Stored records
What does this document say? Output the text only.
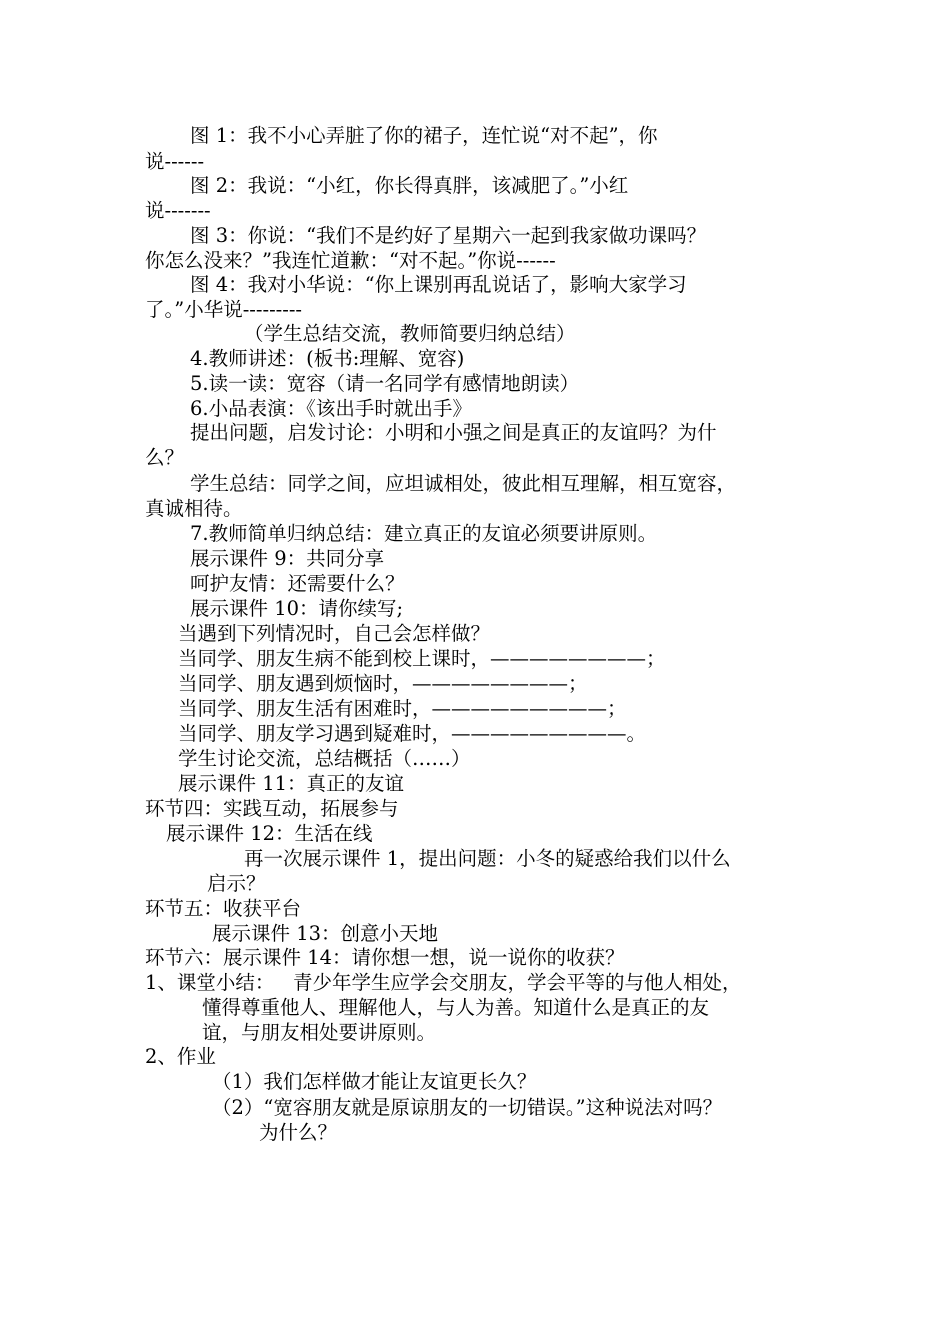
图 1：我不小心弄脏了你的裙子，连忙说“对不起”，你
说------
图 2：我说：“小红，你长得真胖，该减肥了。”小红
说-------
图 3：你说：“我们不是约好了星期六一起到我家做功课吗？
你怎么没来？”我连忙道歉：“对不起。”你说------
图 4：我对小华说：“你上课别再乱说话了，影响大家学习
了。”小华说---------
（学生总结交流，教师简要归纳总结）
4.教师讲述：(板书:理解、宽容)
5.读一读：宽容（请一名同学有感情地朗读）
6.小品表演：《该出手时就出手》
提出问题，启发讨论：小明和小强之间是真正的友谊吗？为什
么？
学生总结：同学之间，应坦诚相处，彼此相互理解，相互宽容，
真诚相待。
7.教师简单归纳总结：建立真正的友谊必须要讲原则。
展示课件 9：共同分享
呵护友情：还需要什么？
展示课件 10：请你续写;
当遇到下列情况时，自己会怎样做？
当同学、朋友生病不能到校上课时，————————；
当同学、朋友遇到烦恼时，————————；
当同学、朋友生活有困难时，—————————；
当同学、朋友学习遇到疑难时，—————————。
学生讨论交流，总结概括（……）
展示课件 11：真正的友谊
环节四：实践互动，拓展参与
展示课件 12：生活在线
再一次展示课件 1，提出问题：小冬的疑惑给我们以什么
启示？
环节五：收获平台
展示课件 13：创意小天地
环节六：展示课件 14：请你想一想，说一说你的收获？
1、课堂小结：   青少年学生应学会交朋友，学会平等的与他人相处，
懂得尊重他人、理解他人，与人为善。知道什么是真正的友
谊，与朋友相处要讲原则。
2、作业
（1）我们怎样做才能让友谊更长久？
（2）“宽容朋友就是原谅朋友的一切错误。”这种说法对吗？
为什么？
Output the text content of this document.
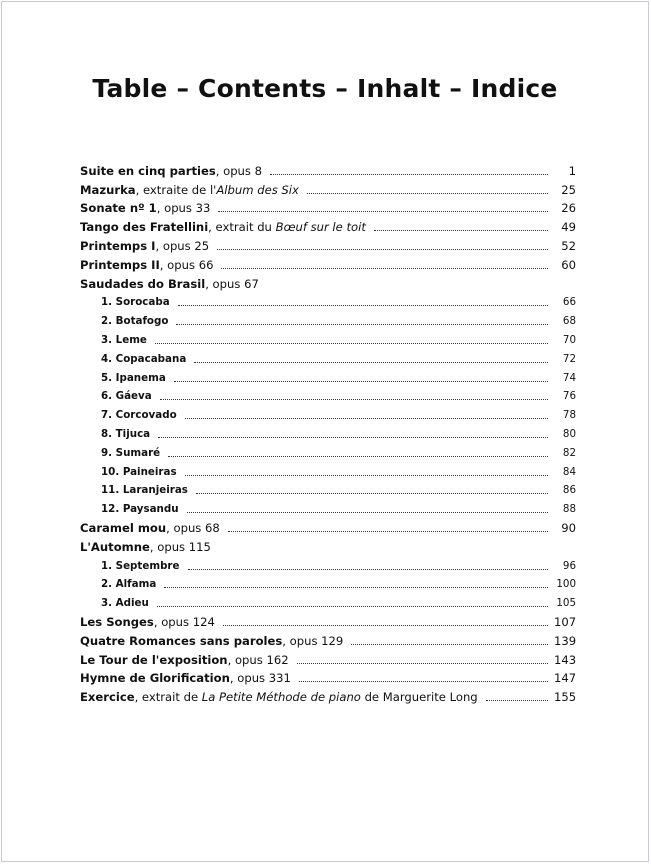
Table – Contents – Inhalt – Indice
Suite en cinq parties, opus 8	1
Mazurka, extraite de l'Album des Six	25
Sonate nº 1, opus 33	26
Tango des Fratellini, extrait du Bœuf sur le toit	49
Printemps I, opus 25	52
Printemps II, opus 66	60
Saudades do Brasil, opus 67
1. Sorocaba	66
2. Botafogo	68
3. Leme	70
4. Copacabana	72
5. Ipanema	74
6. Gáeva	76
7. Corcovado	78
8. Tijuca	80
9. Sumaré	82
10. Paineiras	84
11. Laranjeiras	86
12. Paysandu	88
Caramel mou, opus 68	90
L'Automne, opus 115
1. Septembre	96
2. Alfama	100
3. Adieu	105
Les Songes, opus 124	107
Quatre Romances sans paroles, opus 129	139
Le Tour de l'exposition, opus 162	143
Hymne de Glorification, opus 331	147
Exercice, extrait de La Petite Méthode de piano de Marguerite Long	155
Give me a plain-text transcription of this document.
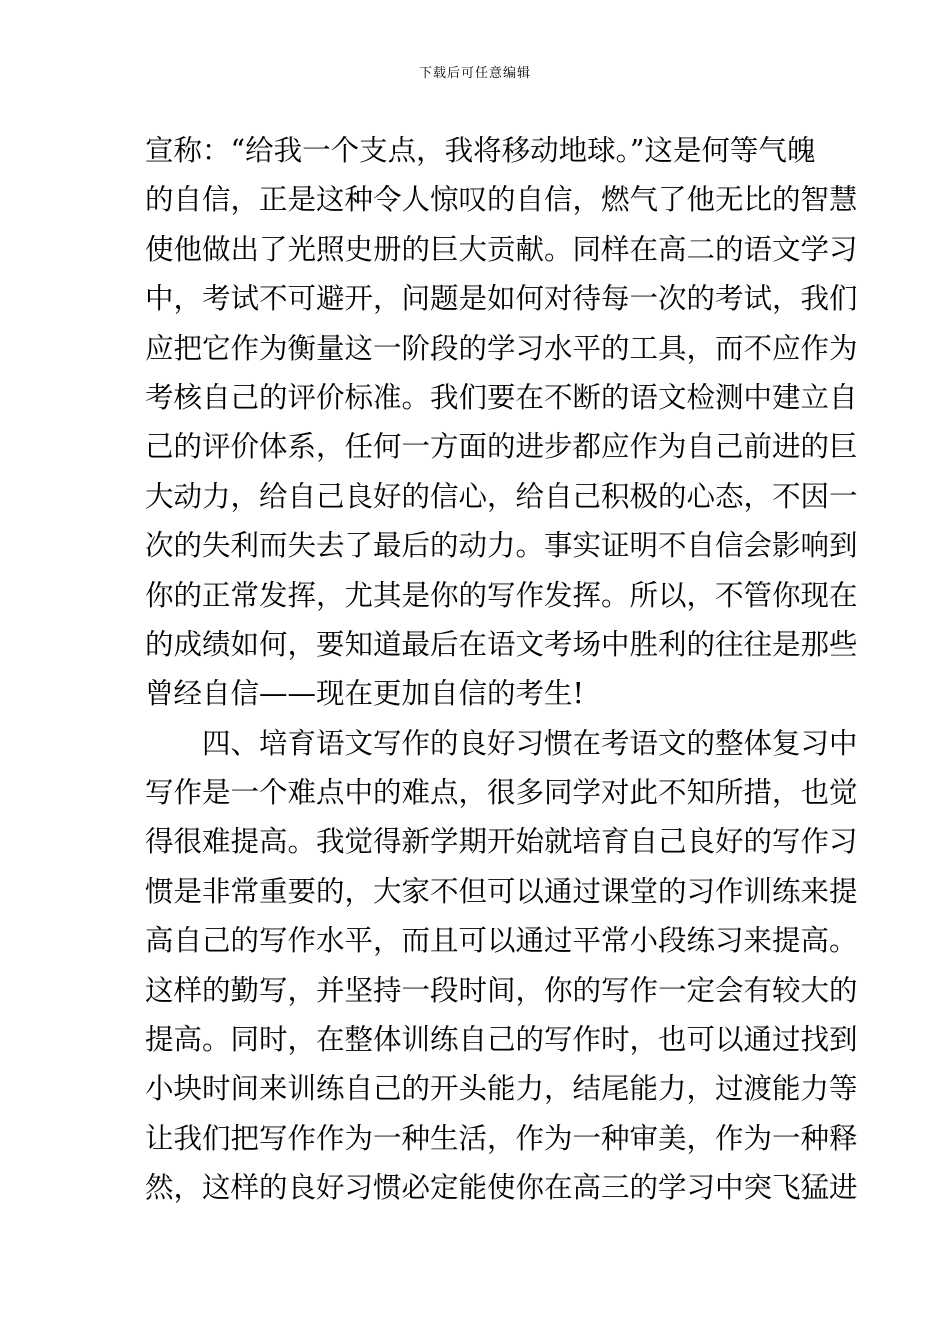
下载后可任意编辑
宣称：“给我一个支点，我将移动地球。”这是何等气魄
的自信，正是这种令人惊叹的自信，燃气了他无比的智慧
使他做出了光照史册的巨大贡献。同样在高二的语文学习
中，考试不可避开，问题是如何对待每一次的考试，我们
应把它作为衡量这一阶段的学习水平的工具，而不应作为
考核自己的评价标准。我们要在不断的语文检测中建立自
己的评价体系，任何一方面的进步都应作为自己前进的巨
大动力，给自己良好的信心，给自己积极的心态，不因一
次的失利而失去了最后的动力。事实证明不自信会影响到
你的正常发挥，尤其是你的写作发挥。所以，不管你现在
的成绩如何，要知道最后在语文考场中胜利的往往是那些
曾经自信——现在更加自信的考生!
四、培育语文写作的良好习惯在考语文的整体复习中
写作是一个难点中的难点，很多同学对此不知所措，也觉
得很难提高。我觉得新学期开始就培育自己良好的写作习
惯是非常重要的，大家不但可以通过课堂的习作训练来提
高自己的写作水平，而且可以通过平常小段练习来提高。
这样的勤写，并坚持一段时间，你的写作一定会有较大的
提高。同时，在整体训练自己的写作时，也可以通过找到
小块时间来训练自己的开头能力，结尾能力，过渡能力等
让我们把写作作为一种生活，作为一种审美，作为一种释
然，这样的良好习惯必定能使你在高三的学习中突飞猛进
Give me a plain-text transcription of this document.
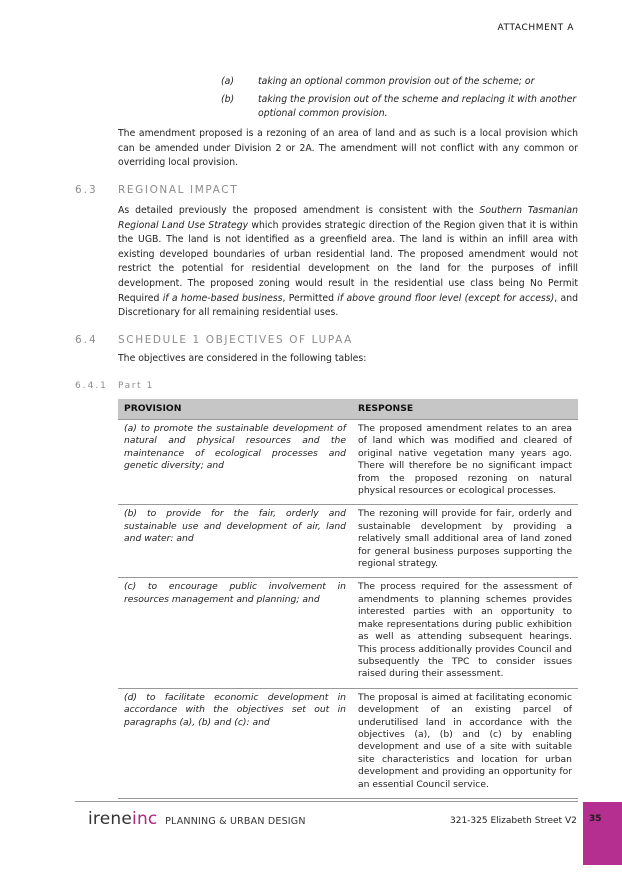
ATTACHMENT A
(a)	taking an optional common provision out of the scheme; or
(b)	taking the provision out of the scheme and replacing it with another optional common provision.
The amendment proposed is a rezoning of an area of land and as such is a local provision which can be amended under Division 2 or 2A. The amendment will not conflict with any common or overriding local provision.
6.3 REGIONAL IMPACT
As detailed previously the proposed amendment is consistent with the Southern Tasmanian Regional Land Use Strategy which provides strategic direction of the Region given that it is within the UGB. The land is not identified as a greenfield area. The land is within an infill area with existing developed boundaries of urban residential land. The proposed amendment would not restrict the potential for residential development on the land for the purposes of infill development. The proposed zoning would result in the residential use class being No Permit Required if a home-based business, Permitted if above ground floor level (except for access), and Discretionary for all remaining residential uses.
6.4 SCHEDULE 1 OBJECTIVES OF LUPAA
The objectives are considered in the following tables:
6.4.1 Part 1
PROVISION	RESPONSE
(a) to promote the sustainable development of natural and physical resources and the maintenance of ecological processes and genetic diversity; and	The proposed amendment relates to an area of land which was modified and cleared of original native vegetation many years ago. There will therefore be no significant impact from the proposed rezoning on natural physical resources or ecological processes.
(b) to provide for the fair, orderly and sustainable use and development of air, land and water: and	The rezoning will provide for fair, orderly and sustainable development by providing a relatively small additional area of land zoned for general business purposes supporting the regional strategy.
(c) to encourage public involvement in resources management and planning; and	The process required for the assessment of amendments to planning schemes provides interested parties with an opportunity to make representations during public exhibition as well as attending subsequent hearings. This process additionally provides Council and subsequently the TPC to consider issues raised during their assessment.
(d) to facilitate economic development in accordance with the objectives set out in paragraphs (a), (b) and (c): and	The proposal is aimed at facilitating economic development of an existing parcel of underutilised land in accordance with the objectives (a), (b) and (c) by enabling development and use of a site with suitable site characteristics and location for urban development and providing an opportunity for an essential Council service.

ireneinc PLANNING & URBAN DESIGN	321-325 Elizabeth Street V2 35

* [WRITTEN EXERCISE]: What comes back should match the records exactly, minus any pictures.

* [RESPONSE TO THE TASK]:
What does this document say? Output the text only.
图 1：我不小心弄脏了你的裙子，连忙说“对不起”，你
说------
图 2：我说：“小红，你长得真胖，该减肥了。”小红
说-------
图 3：你说：“我们不是约好了星期六一起到我家做功课吗？
你怎么没来？”我连忙道歉：“对不起。”你说------
图 4：我对小华说：“你上课别再乱说话了，影响大家学习
了。”小华说---------
（学生总结交流，教师简要归纳总结）
4.教师讲述：(板书:理解、宽容)
5.读一读：宽容（请一名同学有感情地朗读）
6.小品表演：《该出手时就出手》
提出问题，启发讨论：小明和小强之间是真正的友谊吗？为什
么？
学生总结：同学之间，应坦诚相处，彼此相互理解，相互宽容，
真诚相待。
7.教师简单归纳总结：建立真正的友谊必须要讲原则。
展示课件 9：共同分享
呵护友情：还需要什么？
展示课件 10：请你续写;
当遇到下列情况时，自己会怎样做？
当同学、朋友生病不能到校上课时，————————；
当同学、朋友遇到烦恼时，————————；
当同学、朋友生活有困难时，—————————；
当同学、朋友学习遇到疑难时，—————————。
学生讨论交流，总结概括（……）
展示课件 11：真正的友谊
环节四：实践互动，拓展参与
展示课件 12：生活在线
再一次展示课件 1，提出问题：小冬的疑惑给我们以什么
启示？
环节五：收获平台
展示课件 13：创意小天地
环节六：展示课件 14：请你想一想，说一说你的收获？
1、课堂小结：   青少年学生应学会交朋友，学会平等的与他人相处，
懂得尊重他人、理解他人，与人为善。知道什么是真正的友
谊，与朋友相处要讲原则。
2、作业
（1）我们怎样做才能让友谊更长久？
（2）“宽容朋友就是原谅朋友的一切错误。”这种说法对吗？
为什么？
Output the text content of this document.
Table – Contents – Inhalt – Indice
Suite en cinq parties, opus 8	1
Mazurka, extraite de l'Album des Six	25
Sonate nº 1, opus 33	26
Tango des Fratellini, extrait du Bœuf sur le toit	49
Printemps I, opus 25	52
Printemps II, opus 66	60
Saudades do Brasil, opus 67
1. Sorocaba	66
2. Botafogo	68
3. Leme	70
4. Copacabana	72
5. Ipanema	74
6. Gáeva	76
7. Corcovado	78
8. Tijuca	80
9. Sumaré	82
10. Paineiras	84
11. Laranjeiras	86
12. Paysandu	88
Caramel mou, opus 68	90
L'Automne, opus 115
1. Septembre	96
2. Alfama	100
3. Adieu	105
Les Songes, opus 124	107
Quatre Romances sans paroles, opus 129	139
Le Tour de l'exposition, opus 162	143
Hymne de Glorification, opus 331	147
Exercice, extrait de La Petite Méthode de piano de Marguerite Long	155
Give me a plain-text transcription of this document.
下载后可任意编辑
宣称：“给我一个支点，我将移动地球。”这是何等气魄
的自信，正是这种令人惊叹的自信，燃气了他无比的智慧
使他做出了光照史册的巨大贡献。同样在高二的语文学习
中，考试不可避开，问题是如何对待每一次的考试，我们
应把它作为衡量这一阶段的学习水平的工具，而不应作为
考核自己的评价标准。我们要在不断的语文检测中建立自
己的评价体系，任何一方面的进步都应作为自己前进的巨
大动力，给自己良好的信心，给自己积极的心态，不因一
次的失利而失去了最后的动力。事实证明不自信会影响到
你的正常发挥，尤其是你的写作发挥。所以，不管你现在
的成绩如何，要知道最后在语文考场中胜利的往往是那些
曾经自信——现在更加自信的考生!
四、培育语文写作的良好习惯在考语文的整体复习中
写作是一个难点中的难点，很多同学对此不知所措，也觉
得很难提高。我觉得新学期开始就培育自己良好的写作习
惯是非常重要的，大家不但可以通过课堂的习作训练来提
高自己的写作水平，而且可以通过平常小段练习来提高。
这样的勤写，并坚持一段时间，你的写作一定会有较大的
提高。同时，在整体训练自己的写作时，也可以通过找到
小块时间来训练自己的开头能力，结尾能力，过渡能力等
让我们把写作作为一种生活，作为一种审美，作为一种释
然，这样的良好习惯必定能使你在高三的学习中突飞猛进
Give me a plain-text transcription of this document.
ATTACHMENT A
(a)	taking an optional common provision out of the scheme; or
(b)	taking the provision out of the scheme and replacing it with another optional common provision.
The amendment proposed is a rezoning of an area of land and as such is a local provision which can be amended under Division 2 or 2A. The amendment will not conflict with any common or overriding local provision.
6.3 REGIONAL IMPACT
As detailed previously the proposed amendment is consistent with the Southern Tasmanian Regional Land Use Strategy which provides strategic direction of the Region given that it is within the UGB. The land is not identified as a greenfield area. The land is within an infill area with existing developed boundaries of urban residential land. The proposed amendment would not restrict the potential for residential development on the land for the purposes of infill development. The proposed zoning would result in the residential use class being No Permit Required if a home-based business, Permitted if above ground floor level (except for access), and Discretionary for all remaining residential uses.
6.4 SCHEDULE 1 OBJECTIVES OF LUPAA
The objectives are considered in the following tables:
6.4.1 Part 1
PROVISION	RESPONSE
(a) to promote the sustainable development of natural and physical resources and the maintenance of ecological processes and genetic diversity; and	The proposed amendment relates to an area of land which was modified and cleared of original native vegetation many years ago. There will therefore be no significant impact from the proposed rezoning on natural physical resources or ecological processes.
(b) to provide for the fair, orderly and sustainable use and development of air, land and water: and	The rezoning will provide for fair, orderly and sustainable development by providing a relatively small additional area of land zoned for general business purposes supporting the regional strategy.
(c) to encourage public involvement in resources management and planning; and	The process required for the assessment of amendments to planning schemes provides interested parties with an opportunity to make representations during public exhibition as well as attending subsequent hearings. This process additionally provides Council and subsequently the TPC to consider issues raised during their assessment.
(d) to facilitate economic development in accordance with the objectives set out in paragraphs (a), (b) and (c): and	The proposal is aimed at facilitating economic development of an existing parcel of underutilised land in accordance with the objectives (a), (b) and (c) by enabling development and use of a site with suitable site characteristics and location for urban development and providing an opportunity for an essential Council service.

ireneinc PLANNING & URBAN DESIGN	321-325 Elizabeth Street V2 35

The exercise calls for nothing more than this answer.